**What is asked:** Search the material below for the string "Révolution" and list each line that holds it.

**Data rows:**
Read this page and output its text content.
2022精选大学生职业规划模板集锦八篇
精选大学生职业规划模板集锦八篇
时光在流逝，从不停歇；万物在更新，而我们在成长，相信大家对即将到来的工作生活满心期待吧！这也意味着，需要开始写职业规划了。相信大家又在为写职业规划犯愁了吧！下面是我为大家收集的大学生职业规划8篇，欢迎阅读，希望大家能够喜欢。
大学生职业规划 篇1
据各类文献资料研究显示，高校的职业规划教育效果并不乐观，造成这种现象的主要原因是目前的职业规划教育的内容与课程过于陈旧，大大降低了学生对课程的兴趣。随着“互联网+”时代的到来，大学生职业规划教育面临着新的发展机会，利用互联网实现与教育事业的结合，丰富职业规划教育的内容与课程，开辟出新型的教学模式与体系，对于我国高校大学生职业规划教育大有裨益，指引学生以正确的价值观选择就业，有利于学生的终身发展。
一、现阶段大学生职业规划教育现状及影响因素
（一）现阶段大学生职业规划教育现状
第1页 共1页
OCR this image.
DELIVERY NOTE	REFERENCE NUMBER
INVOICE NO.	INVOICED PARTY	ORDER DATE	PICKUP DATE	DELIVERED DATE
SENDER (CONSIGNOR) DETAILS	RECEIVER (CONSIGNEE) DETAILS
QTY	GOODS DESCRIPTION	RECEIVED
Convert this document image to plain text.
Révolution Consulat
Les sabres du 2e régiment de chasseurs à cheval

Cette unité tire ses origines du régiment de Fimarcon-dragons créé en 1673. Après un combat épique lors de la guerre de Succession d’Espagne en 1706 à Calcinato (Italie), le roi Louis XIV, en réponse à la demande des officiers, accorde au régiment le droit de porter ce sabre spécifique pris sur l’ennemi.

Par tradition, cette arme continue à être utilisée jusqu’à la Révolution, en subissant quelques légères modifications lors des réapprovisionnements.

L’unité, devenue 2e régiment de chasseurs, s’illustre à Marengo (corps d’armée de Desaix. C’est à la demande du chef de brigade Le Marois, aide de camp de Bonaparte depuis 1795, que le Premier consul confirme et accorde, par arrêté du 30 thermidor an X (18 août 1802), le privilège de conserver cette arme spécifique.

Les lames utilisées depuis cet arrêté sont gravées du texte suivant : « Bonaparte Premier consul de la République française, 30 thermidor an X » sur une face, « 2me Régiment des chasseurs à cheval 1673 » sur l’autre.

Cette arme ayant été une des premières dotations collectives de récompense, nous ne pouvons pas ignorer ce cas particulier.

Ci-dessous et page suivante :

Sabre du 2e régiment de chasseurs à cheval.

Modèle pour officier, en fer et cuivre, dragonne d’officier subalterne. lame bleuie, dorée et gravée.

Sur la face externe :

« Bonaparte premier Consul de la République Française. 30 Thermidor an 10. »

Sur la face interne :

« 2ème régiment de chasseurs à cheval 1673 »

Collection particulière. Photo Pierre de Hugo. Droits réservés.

**Full output:**
Révolution Consulat
Par tradition, cette arme continue à être utilisée jusqu’à la Révolution, en subissant quelques légères modifications lors des réapprovisionnements.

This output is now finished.